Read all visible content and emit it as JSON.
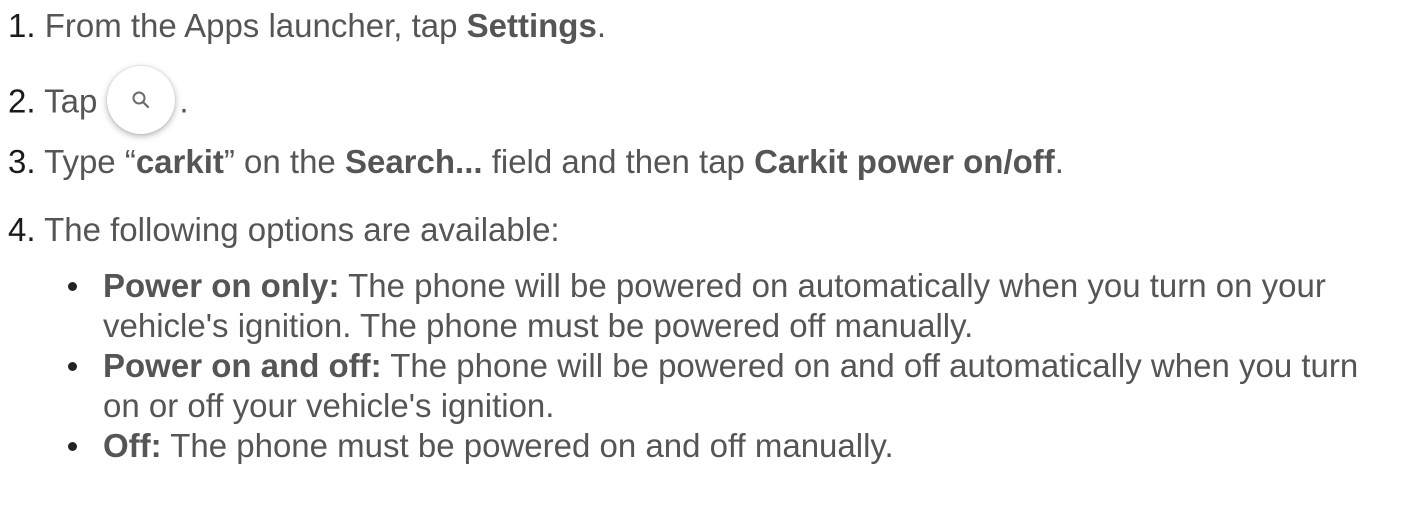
{
  "steps": [
    {
      "num": "1.",
      "pre": "From the Apps launcher, tap ",
      "bold": "Settings",
      "post": "."
    },
    {
      "num": "2.",
      "pre": "Tap",
      "icon": "search-icon",
      "post": "."
    },
    {
      "num": "3.",
      "t1": "Type “",
      "b1": "carkit",
      "t2": "” on the ",
      "b2": "Search...",
      "t3": " field and then tap ",
      "b3": "Carkit power on/off",
      "t4": "."
    },
    {
      "num": "4.",
      "text": "The following options are available:"
    }
  ],
  "options": [
    {
      "label": "Power on only:",
      "text": " The phone will be powered on automatically when you turn on your vehicle's ignition. The phone must be powered off manually."
    },
    {
      "label": "Power on and off:",
      "text": " The phone will be powered on and off automatically when you turn on or off your vehicle's ignition."
    },
    {
      "label": "Off:",
      "text": " The phone must be powered on and off manually."
    }
  ]
}
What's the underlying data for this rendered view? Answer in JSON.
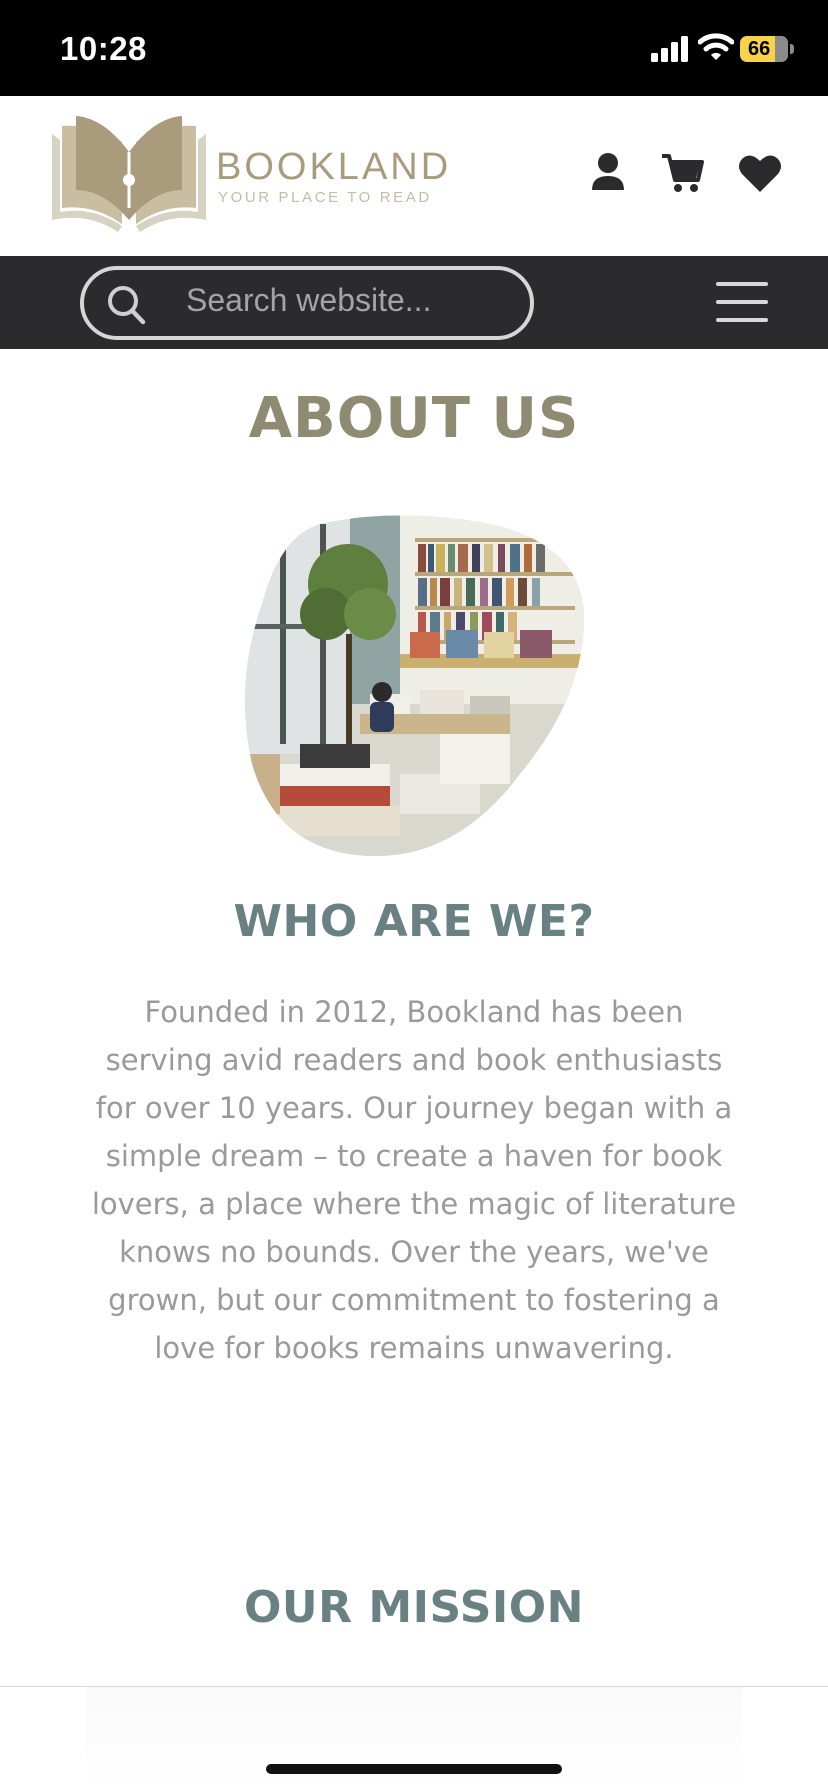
{
  "status_bar": {
    "time": "10:28",
    "battery_level": "66",
    "icons": [
      "signal-icon",
      "wifi-icon",
      "battery-icon"
    ]
  },
  "header": {
    "brand_name": "BOOKLAND",
    "tagline": "YOUR PLACE TO READ",
    "icons": [
      "user-icon",
      "cart-icon",
      "heart-icon"
    ],
    "brand_color": "#a99b7c"
  },
  "search": {
    "placeholder": "Search website..."
  },
  "nav": {
    "menu_icon": "hamburger-menu-icon"
  },
  "main": {
    "page_title": "ABOUT US",
    "who_title": "WHO ARE WE?",
    "who_text": "Founded in 2012, Bookland has been serving avid readers and book enthusiasts for over 10 years. Our journey began with a simple dream – to create a haven for book lovers, a place where the magic of literature knows no bounds. Over the years, we've grown, but our commitment to fostering a love for books remains unwavering.",
    "mission_title": "OUR MISSION"
  },
  "colors": {
    "title": "#8f8b72",
    "section_title": "#6a8184",
    "body_text": "#9a9a9a",
    "search_bar_bg": "#2b2a2c"
  }
}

--------------------

— Task to complete —
Pictures are to be left out; the records above must be repeated word for word.

— Problem solution —
Read all visible content and emit it as JSON.
{
  "steps": [
    {
      "num": "1.",
      "pre": "From the Apps launcher, tap ",
      "bold": "Settings",
      "post": "."
    },
    {
      "num": "2.",
      "pre": "Tap",
      "icon": "search-icon",
      "post": "."
    },
    {
      "num": "3.",
      "t1": "Type “",
      "b1": "carkit",
      "t2": "” on the ",
      "b2": "Search...",
      "t3": " field and then tap ",
      "b3": "Carkit power on/off",
      "t4": "."
    },
    {
      "num": "4.",
      "text": "The following options are available:"
    }
  ],
  "options": [
    {
      "label": "Power on only:",
      "text": " The phone will be powered on automatically when you turn on your vehicle's ignition. The phone must be powered off manually."
    },
    {
      "label": "Power on and off:",
      "text": " The phone will be powered on and off automatically when you turn on or off your vehicle's ignition."
    },
    {
      "label": "Off:",
      "text": " The phone must be powered on and off manually."
    }
  ]
}
What's the underlying data for this rendered view? Answer in JSON.
{
  "status_bar": {
    "time": "10:28",
    "battery_level": "66",
    "icons": [
      "signal-icon",
      "wifi-icon",
      "battery-icon"
    ]
  },
  "header": {
    "brand_name": "BOOKLAND",
    "tagline": "YOUR PLACE TO READ",
    "icons": [
      "user-icon",
      "cart-icon",
      "heart-icon"
    ],
    "brand_color": "#a99b7c"
  },
  "search": {
    "placeholder": "Search website..."
  },
  "nav": {
    "menu_icon": "hamburger-menu-icon"
  },
  "main": {
    "page_title": "ABOUT US",
    "who_title": "WHO ARE WE?",
    "who_text": "Founded in 2012, Bookland has been serving avid readers and book enthusiasts for over 10 years. Our journey began with a simple dream – to create a haven for book lovers, a place where the magic of literature knows no bounds. Over the years, we've grown, but our commitment to fostering a love for books remains unwavering.",
    "mission_title": "OUR MISSION"
  },
  "colors": {
    "title": "#8f8b72",
    "section_title": "#6a8184",
    "body_text": "#9a9a9a",
    "search_bar_bg": "#2b2a2c"
  }
}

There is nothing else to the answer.